■ **GIVEN DATA**:
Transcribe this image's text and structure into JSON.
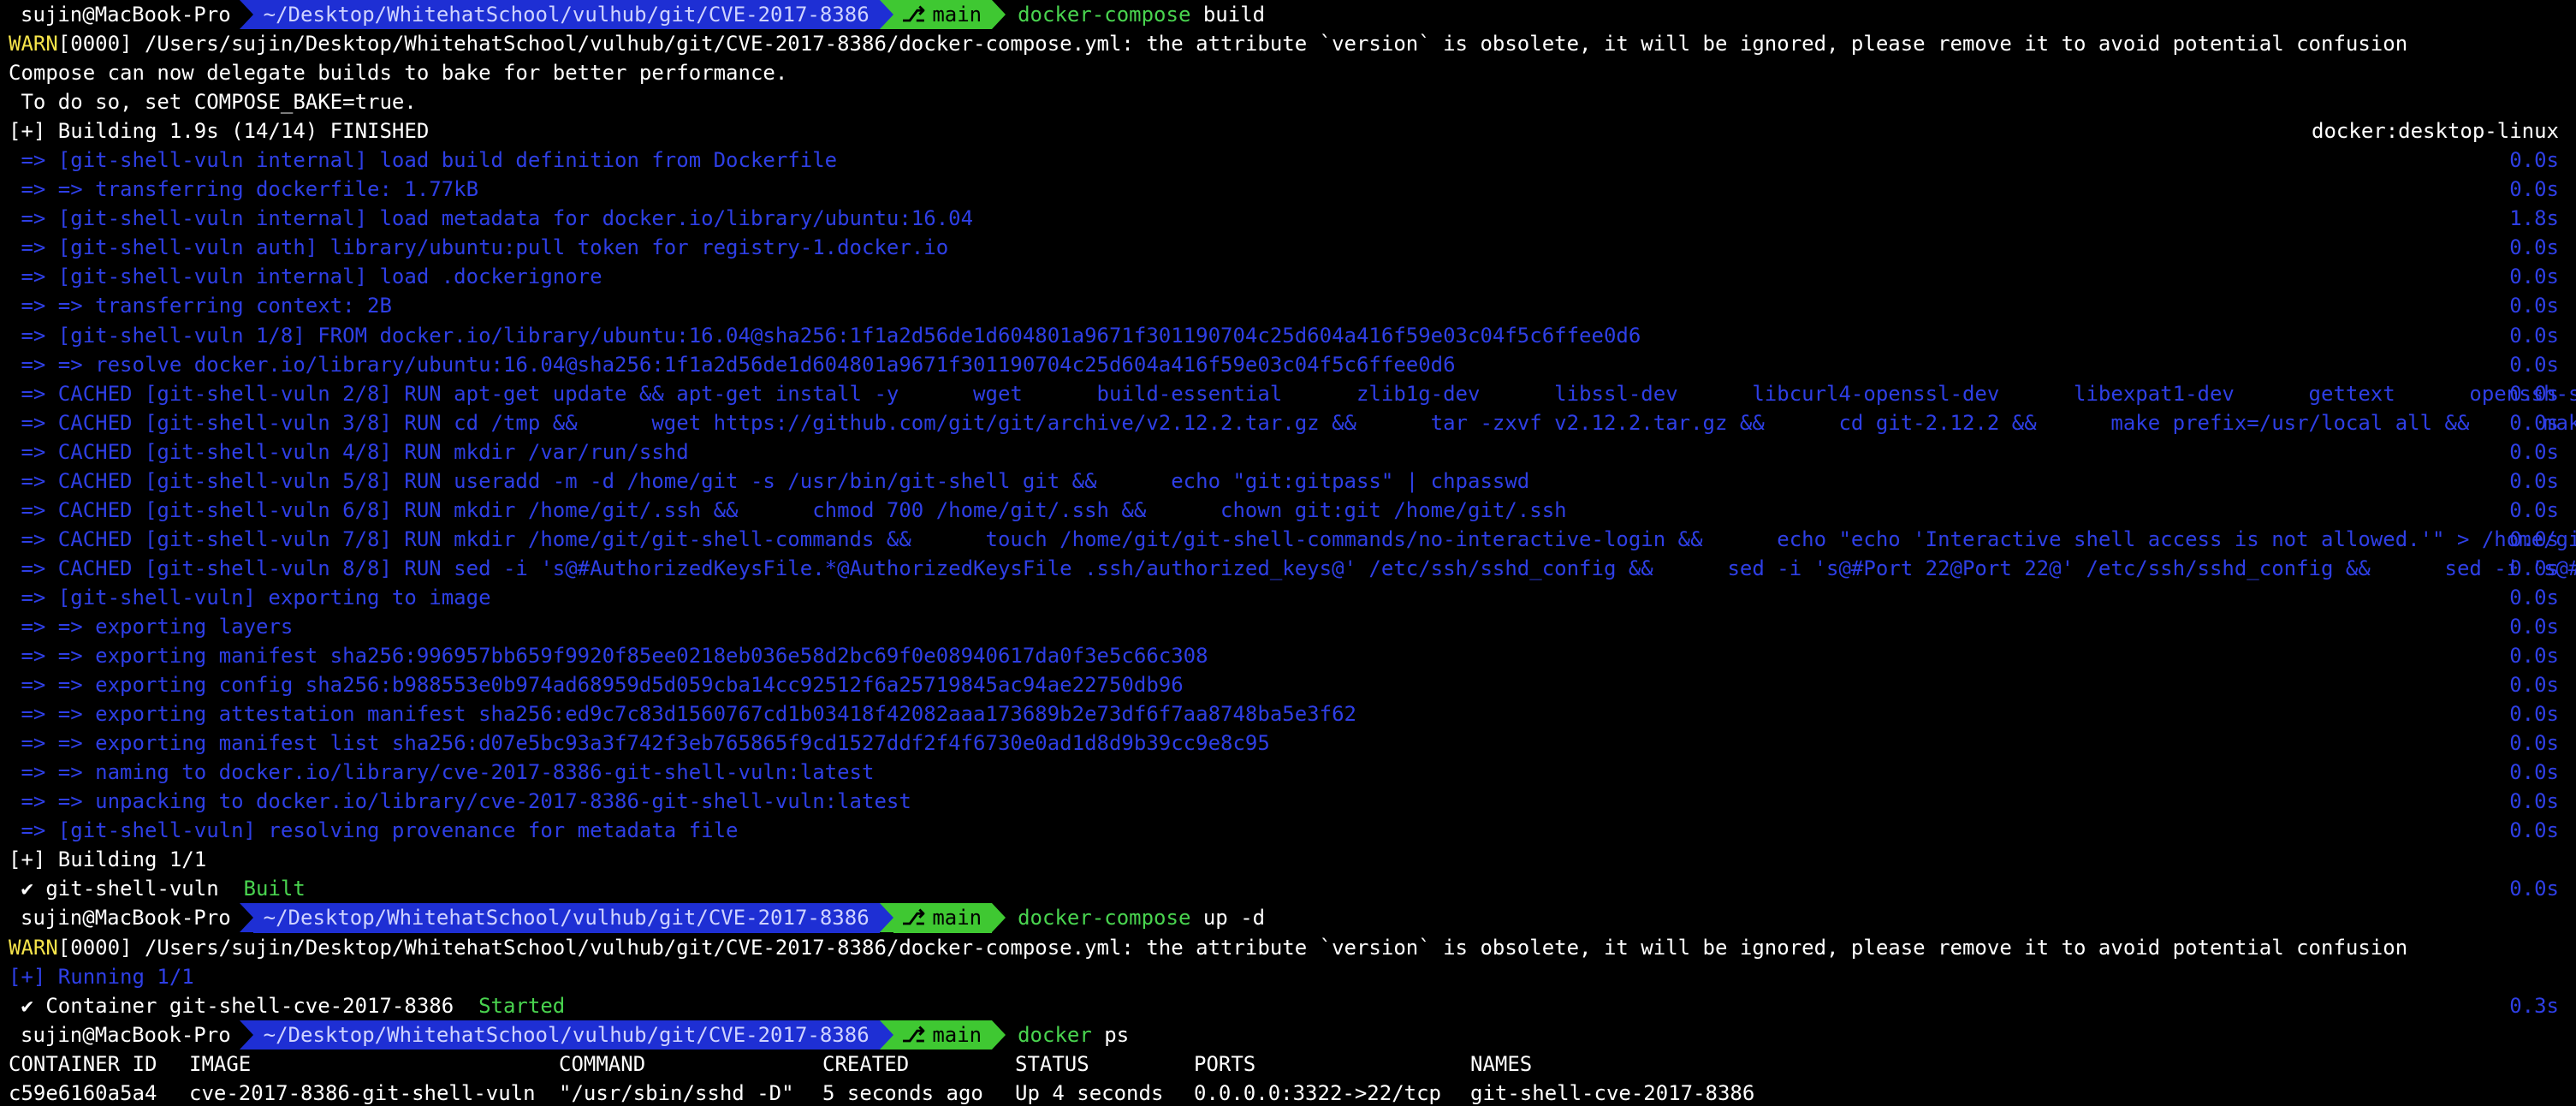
{
  "prompt": {
    "user_host": "sujin@MacBook-Pro",
    "path": "~/Desktop/WhitehatSchool/vulhub/git/CVE-2017-8386",
    "branch": "main",
    "branch_icon": "git-branch-icon"
  },
  "cmd1": {
    "name": "docker-compose",
    "args": " build"
  },
  "build_output": {
    "warn_prefix": "WARN",
    "warn_rest": "[0000] /Users/sujin/Desktop/WhitehatSchool/vulhub/git/CVE-2017-8386/docker-compose.yml: the attribute `version` is obsolete, it will be ignored, please remove it to avoid potential confusion",
    "bake_line1": "Compose can now delegate builds to bake for better performance.",
    "bake_line2": " To do so, set COMPOSE_BAKE=true.",
    "building_header": "[+] Building 1.9s (14/14) FINISHED",
    "builder": "docker:desktop-linux",
    "steps": [
      {
        "text": " => [git-shell-vuln internal] load build definition from Dockerfile",
        "time": "0.0s"
      },
      {
        "text": " => => transferring dockerfile: 1.77kB",
        "time": "0.0s"
      },
      {
        "text": " => [git-shell-vuln internal] load metadata for docker.io/library/ubuntu:16.04",
        "time": "1.8s"
      },
      {
        "text": " => [git-shell-vuln auth] library/ubuntu:pull token for registry-1.docker.io",
        "time": "0.0s"
      },
      {
        "text": " => [git-shell-vuln internal] load .dockerignore",
        "time": "0.0s"
      },
      {
        "text": " => => transferring context: 2B",
        "time": "0.0s"
      },
      {
        "text": " => [git-shell-vuln 1/8] FROM docker.io/library/ubuntu:16.04@sha256:1f1a2d56de1d604801a9671f301190704c25d604a416f59e03c04f5c6ffee0d6",
        "time": "0.0s"
      },
      {
        "text": " => => resolve docker.io/library/ubuntu:16.04@sha256:1f1a2d56de1d604801a9671f301190704c25d604a416f59e03c04f5c6ffee0d6",
        "time": "0.0s"
      },
      {
        "text": " => CACHED [git-shell-vuln 2/8] RUN apt-get update && apt-get install -y      wget      build-essential      zlib1g-dev      libssl-dev      libcurl4-openssl-dev      libexpat1-dev      gettext      openssh-server",
        "time": "0.0s"
      },
      {
        "text": " => CACHED [git-shell-vuln 3/8] RUN cd /tmp &&      wget https://github.com/git/git/archive/v2.12.2.tar.gz &&      tar -zxvf v2.12.2.tar.gz &&      cd git-2.12.2 &&      make prefix=/usr/local all &&      make pr",
        "time": "0.0s"
      },
      {
        "text": " => CACHED [git-shell-vuln 4/8] RUN mkdir /var/run/sshd",
        "time": "0.0s"
      },
      {
        "text": " => CACHED [git-shell-vuln 5/8] RUN useradd -m -d /home/git -s /usr/bin/git-shell git &&      echo \"git:gitpass\" | chpasswd",
        "time": "0.0s"
      },
      {
        "text": " => CACHED [git-shell-vuln 6/8] RUN mkdir /home/git/.ssh &&      chmod 700 /home/git/.ssh &&      chown git:git /home/git/.ssh",
        "time": "0.0s"
      },
      {
        "text": " => CACHED [git-shell-vuln 7/8] RUN mkdir /home/git/git-shell-commands &&      touch /home/git/git-shell-commands/no-interactive-login &&      echo \"echo 'Interactive shell access is not allowed.'\" > /home/git",
        "time": "0.0s"
      },
      {
        "text": " => CACHED [git-shell-vuln 8/8] RUN sed -i 's@#AuthorizedKeysFile.*@AuthorizedKeysFile .ssh/authorized_keys@' /etc/ssh/sshd_config &&      sed -i 's@#Port 22@Port 22@' /etc/ssh/sshd_config &&      sed -i 's@#P",
        "time": "0.0s"
      },
      {
        "text": " => [git-shell-vuln] exporting to image",
        "time": "0.0s"
      },
      {
        "text": " => => exporting layers",
        "time": "0.0s"
      },
      {
        "text": " => => exporting manifest sha256:996957bb659f9920f85ee0218eb036e58d2bc69f0e08940617da0f3e5c66c308",
        "time": "0.0s"
      },
      {
        "text": " => => exporting config sha256:b988553e0b974ad68959d5d059cba14cc92512f6a25719845ac94ae22750db96",
        "time": "0.0s"
      },
      {
        "text": " => => exporting attestation manifest sha256:ed9c7c83d1560767cd1b03418f42082aaa173689b2e73df6f7aa8748ba5e3f62",
        "time": "0.0s"
      },
      {
        "text": " => => exporting manifest list sha256:d07e5bc93a3f742f3eb765865f9cd1527ddf2f4f6730e0ad1d8d9b39cc9e8c95",
        "time": "0.0s"
      },
      {
        "text": " => => naming to docker.io/library/cve-2017-8386-git-shell-vuln:latest",
        "time": "0.0s"
      },
      {
        "text": " => => unpacking to docker.io/library/cve-2017-8386-git-shell-vuln:latest",
        "time": "0.0s"
      },
      {
        "text": " => [git-shell-vuln] resolving provenance for metadata file",
        "time": "0.0s"
      }
    ],
    "building_summary": "[+] Building 1/1",
    "built_check": " ✔ git-shell-vuln  ",
    "built_status": "Built",
    "built_time": "0.0s"
  },
  "cmd2": {
    "name": "docker-compose",
    "args": " up -d"
  },
  "up_output": {
    "warn_prefix": "WARN",
    "warn_rest": "[0000] /Users/sujin/Desktop/WhitehatSchool/vulhub/git/CVE-2017-8386/docker-compose.yml: the attribute `version` is obsolete, it will be ignored, please remove it to avoid potential confusion",
    "running": "[+] Running 1/1",
    "container_check": " ✔ Container git-shell-cve-2017-8386  ",
    "container_status": "Started",
    "container_time": "0.3s"
  },
  "cmd3": {
    "name": "docker",
    "args": " ps"
  },
  "ps_table": {
    "headers": [
      "CONTAINER ID",
      "IMAGE",
      "COMMAND",
      "CREATED",
      "STATUS",
      "PORTS",
      "NAMES"
    ],
    "row": [
      "c59e6160a5a4",
      "cve-2017-8386-git-shell-vuln",
      "\"/usr/sbin/sshd -D\"",
      "5 seconds ago",
      "Up 4 seconds",
      "0.0.0.0:3322->22/tcp",
      "git-shell-cve-2017-8386"
    ]
  }
}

■ **TASK TO CARRY OUT**:
All of the records above must be copied exactly, except for the pictures.

■ **ANSWER BELOW**:
Transcribe this image's text and structure into JSON.
{
  "prompt": {
    "user_host": "sujin@MacBook-Pro",
    "path": "~/Desktop/WhitehatSchool/vulhub/git/CVE-2017-8386",
    "branch": "main",
    "branch_icon": "git-branch-icon"
  },
  "cmd1": {
    "name": "docker-compose",
    "args": " build"
  },
  "build_output": {
    "warn_prefix": "WARN",
    "warn_rest": "[0000] /Users/sujin/Desktop/WhitehatSchool/vulhub/git/CVE-2017-8386/docker-compose.yml: the attribute `version` is obsolete, it will be ignored, please remove it to avoid potential confusion",
    "bake_line1": "Compose can now delegate builds to bake for better performance.",
    "bake_line2": " To do so, set COMPOSE_BAKE=true.",
    "building_header": "[+] Building 1.9s (14/14) FINISHED",
    "builder": "docker:desktop-linux",
    "steps": [
      {
        "text": " => [git-shell-vuln internal] load build definition from Dockerfile",
        "time": "0.0s"
      },
      {
        "text": " => => transferring dockerfile: 1.77kB",
        "time": "0.0s"
      },
      {
        "text": " => [git-shell-vuln internal] load metadata for docker.io/library/ubuntu:16.04",
        "time": "1.8s"
      },
      {
        "text": " => [git-shell-vuln auth] library/ubuntu:pull token for registry-1.docker.io",
        "time": "0.0s"
      },
      {
        "text": " => [git-shell-vuln internal] load .dockerignore",
        "time": "0.0s"
      },
      {
        "text": " => => transferring context: 2B",
        "time": "0.0s"
      },
      {
        "text": " => [git-shell-vuln 1/8] FROM docker.io/library/ubuntu:16.04@sha256:1f1a2d56de1d604801a9671f301190704c25d604a416f59e03c04f5c6ffee0d6",
        "time": "0.0s"
      },
      {
        "text": " => => resolve docker.io/library/ubuntu:16.04@sha256:1f1a2d56de1d604801a9671f301190704c25d604a416f59e03c04f5c6ffee0d6",
        "time": "0.0s"
      },
      {
        "text": " => CACHED [git-shell-vuln 2/8] RUN apt-get update && apt-get install -y      wget      build-essential      zlib1g-dev      libssl-dev      libcurl4-openssl-dev      libexpat1-dev      gettext      openssh-server",
        "time": "0.0s"
      },
      {
        "text": " => CACHED [git-shell-vuln 3/8] RUN cd /tmp &&      wget https://github.com/git/git/archive/v2.12.2.tar.gz &&      tar -zxvf v2.12.2.tar.gz &&      cd git-2.12.2 &&      make prefix=/usr/local all &&      make pr",
        "time": "0.0s"
      },
      {
        "text": " => CACHED [git-shell-vuln 4/8] RUN mkdir /var/run/sshd",
        "time": "0.0s"
      },
      {
        "text": " => CACHED [git-shell-vuln 5/8] RUN useradd -m -d /home/git -s /usr/bin/git-shell git &&      echo \"git:gitpass\" | chpasswd",
        "time": "0.0s"
      },
      {
        "text": " => CACHED [git-shell-vuln 6/8] RUN mkdir /home/git/.ssh &&      chmod 700 /home/git/.ssh &&      chown git:git /home/git/.ssh",
        "time": "0.0s"
      },
      {
        "text": " => CACHED [git-shell-vuln 7/8] RUN mkdir /home/git/git-shell-commands &&      touch /home/git/git-shell-commands/no-interactive-login &&      echo \"echo 'Interactive shell access is not allowed.'\" > /home/git",
        "time": "0.0s"
      },
      {
        "text": " => CACHED [git-shell-vuln 8/8] RUN sed -i 's@#AuthorizedKeysFile.*@AuthorizedKeysFile .ssh/authorized_keys@' /etc/ssh/sshd_config &&      sed -i 's@#Port 22@Port 22@' /etc/ssh/sshd_config &&      sed -i 's@#P",
        "time": "0.0s"
      },
      {
        "text": " => [git-shell-vuln] exporting to image",
        "time": "0.0s"
      },
      {
        "text": " => => exporting layers",
        "time": "0.0s"
      },
      {
        "text": " => => exporting manifest sha256:996957bb659f9920f85ee0218eb036e58d2bc69f0e08940617da0f3e5c66c308",
        "time": "0.0s"
      },
      {
        "text": " => => exporting config sha256:b988553e0b974ad68959d5d059cba14cc92512f6a25719845ac94ae22750db96",
        "time": "0.0s"
      },
      {
        "text": " => => exporting attestation manifest sha256:ed9c7c83d1560767cd1b03418f42082aaa173689b2e73df6f7aa8748ba5e3f62",
        "time": "0.0s"
      },
      {
        "text": " => => exporting manifest list sha256:d07e5bc93a3f742f3eb765865f9cd1527ddf2f4f6730e0ad1d8d9b39cc9e8c95",
        "time": "0.0s"
      },
      {
        "text": " => => naming to docker.io/library/cve-2017-8386-git-shell-vuln:latest",
        "time": "0.0s"
      },
      {
        "text": " => => unpacking to docker.io/library/cve-2017-8386-git-shell-vuln:latest",
        "time": "0.0s"
      },
      {
        "text": " => [git-shell-vuln] resolving provenance for metadata file",
        "time": "0.0s"
      }
    ],
    "building_summary": "[+] Building 1/1",
    "built_check": " ✔ git-shell-vuln  ",
    "built_status": "Built",
    "built_time": "0.0s"
  },
  "cmd2": {
    "name": "docker-compose",
    "args": " up -d"
  },
  "up_output": {
    "warn_prefix": "WARN",
    "warn_rest": "[0000] /Users/sujin/Desktop/WhitehatSchool/vulhub/git/CVE-2017-8386/docker-compose.yml: the attribute `version` is obsolete, it will be ignored, please remove it to avoid potential confusion",
    "running": "[+] Running 1/1",
    "container_check": " ✔ Container git-shell-cve-2017-8386  ",
    "container_status": "Started",
    "container_time": "0.3s"
  },
  "cmd3": {
    "name": "docker",
    "args": " ps"
  },
  "ps_table": {
    "headers": [
      "CONTAINER ID",
      "IMAGE",
      "COMMAND",
      "CREATED",
      "STATUS",
      "PORTS",
      "NAMES"
    ],
    "row": [
      "c59e6160a5a4",
      "cve-2017-8386-git-shell-vuln",
      "\"/usr/sbin/sshd -D\"",
      "5 seconds ago",
      "Up 4 seconds",
      "0.0.0.0:3322->22/tcp",
      "git-shell-cve-2017-8386"
    ]
  }
}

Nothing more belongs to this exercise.